■ Exercise instructions:
Exactly reproduce the entries, dropping any pictures from your copy.

Recorded data:
** START **

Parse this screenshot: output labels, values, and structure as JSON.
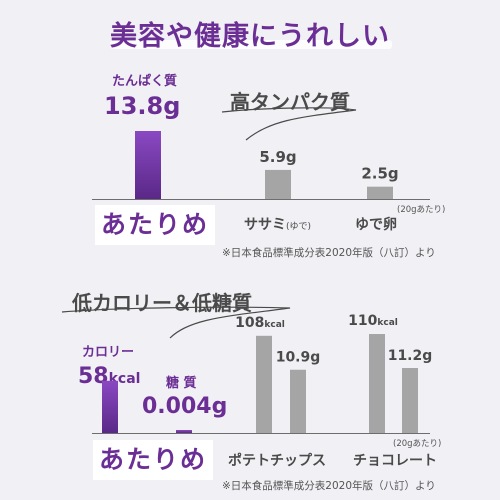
{
  "headline": "美容や健康にうれしい",
  "colors": {
    "accent": "#6b2e95",
    "bar_accent": "#7a3cae",
    "bar_gray": "#a5a5a5",
    "background": "#f1f0f4"
  },
  "section1": {
    "title": "高タンパク質",
    "ours_label": "たんぱく質",
    "ours_value": "13.8g",
    "atarime": "あたりめ",
    "foods": [
      {
        "name": "ササミ",
        "qualifier": "(ゆで)",
        "value_label": "5.9g"
      },
      {
        "name": "ゆで卵",
        "qualifier": "",
        "value_label": "2.5g"
      }
    ],
    "per_note": "(20gあたり)",
    "source": "※日本食品標準成分表2020年版（八訂）より"
  },
  "section2": {
    "title": "低カロリー＆低糖質",
    "calorie_label": "カロリー",
    "calorie_number": "58",
    "calorie_unit": "kcal",
    "sugar_label": "糖 質",
    "sugar_value": "0.004g",
    "atarime": "あたりめ",
    "foods": [
      {
        "name": "ポテトチップス",
        "kcal_number": "108",
        "kcal_unit": "kcal",
        "sugar_label": "10.9g"
      },
      {
        "name": "チョコレート",
        "kcal_number": "110",
        "kcal_unit": "kcal",
        "sugar_label": "11.2g"
      }
    ],
    "per_note": "(20gあたり)",
    "source": "※日本食品標準成分表2020年版（八訂）より"
  },
  "chart_data": [
    {
      "type": "bar",
      "title": "高タンパク質",
      "series": [
        {
          "name": "たんぱく質",
          "values": [
            13.8,
            5.9,
            2.5
          ]
        }
      ],
      "categories": [
        "あたりめ",
        "ササミ(ゆで)",
        "ゆで卵"
      ],
      "unit": "g",
      "ylim": [
        0,
        13.8
      ]
    },
    {
      "type": "bar",
      "title": "低カロリー＆低糖質",
      "series": [
        {
          "name": "カロリー",
          "unit": "kcal",
          "values": [
            58,
            108,
            110
          ]
        },
        {
          "name": "糖 質",
          "unit": "g",
          "values": [
            0.004,
            10.9,
            11.2
          ]
        }
      ],
      "categories": [
        "あたりめ",
        "ポテトチップス",
        "チョコレート"
      ]
    }
  ]
}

** END **

■ The answer:
Parse this screenshot: output labels, values, and structure as JSON.
{
  "headline": "美容や健康にうれしい",
  "colors": {
    "accent": "#6b2e95",
    "bar_accent": "#7a3cae",
    "bar_gray": "#a5a5a5",
    "background": "#f1f0f4"
  },
  "section1": {
    "title": "高タンパク質",
    "ours_label": "たんぱく質",
    "ours_value": "13.8g",
    "atarime": "あたりめ",
    "foods": [
      {
        "name": "ササミ",
        "qualifier": "(ゆで)",
        "value_label": "5.9g"
      },
      {
        "name": "ゆで卵",
        "qualifier": "",
        "value_label": "2.5g"
      }
    ],
    "per_note": "(20gあたり)",
    "source": "※日本食品標準成分表2020年版（八訂）より"
  },
  "section2": {
    "title": "低カロリー＆低糖質",
    "calorie_label": "カロリー",
    "calorie_number": "58",
    "calorie_unit": "kcal",
    "sugar_label": "糖 質",
    "sugar_value": "0.004g",
    "atarime": "あたりめ",
    "foods": [
      {
        "name": "ポテトチップス",
        "kcal_number": "108",
        "kcal_unit": "kcal",
        "sugar_label": "10.9g"
      },
      {
        "name": "チョコレート",
        "kcal_number": "110",
        "kcal_unit": "kcal",
        "sugar_label": "11.2g"
      }
    ],
    "per_note": "(20gあたり)",
    "source": "※日本食品標準成分表2020年版（八訂）より"
  },
  "chart_data": [
    {
      "type": "bar",
      "title": "高タンパク質",
      "series": [
        {
          "name": "たんぱく質",
          "values": [
            13.8,
            5.9,
            2.5
          ]
        }
      ],
      "categories": [
        "あたりめ",
        "ササミ(ゆで)",
        "ゆで卵"
      ],
      "unit": "g",
      "ylim": [
        0,
        13.8
      ]
    },
    {
      "type": "bar",
      "title": "低カロリー＆低糖質",
      "series": [
        {
          "name": "カロリー",
          "unit": "kcal",
          "values": [
            58,
            108,
            110
          ]
        },
        {
          "name": "糖 質",
          "unit": "g",
          "values": [
            0.004,
            10.9,
            11.2
          ]
        }
      ],
      "categories": [
        "あたりめ",
        "ポテトチップス",
        "チョコレート"
      ]
    }
  ]
}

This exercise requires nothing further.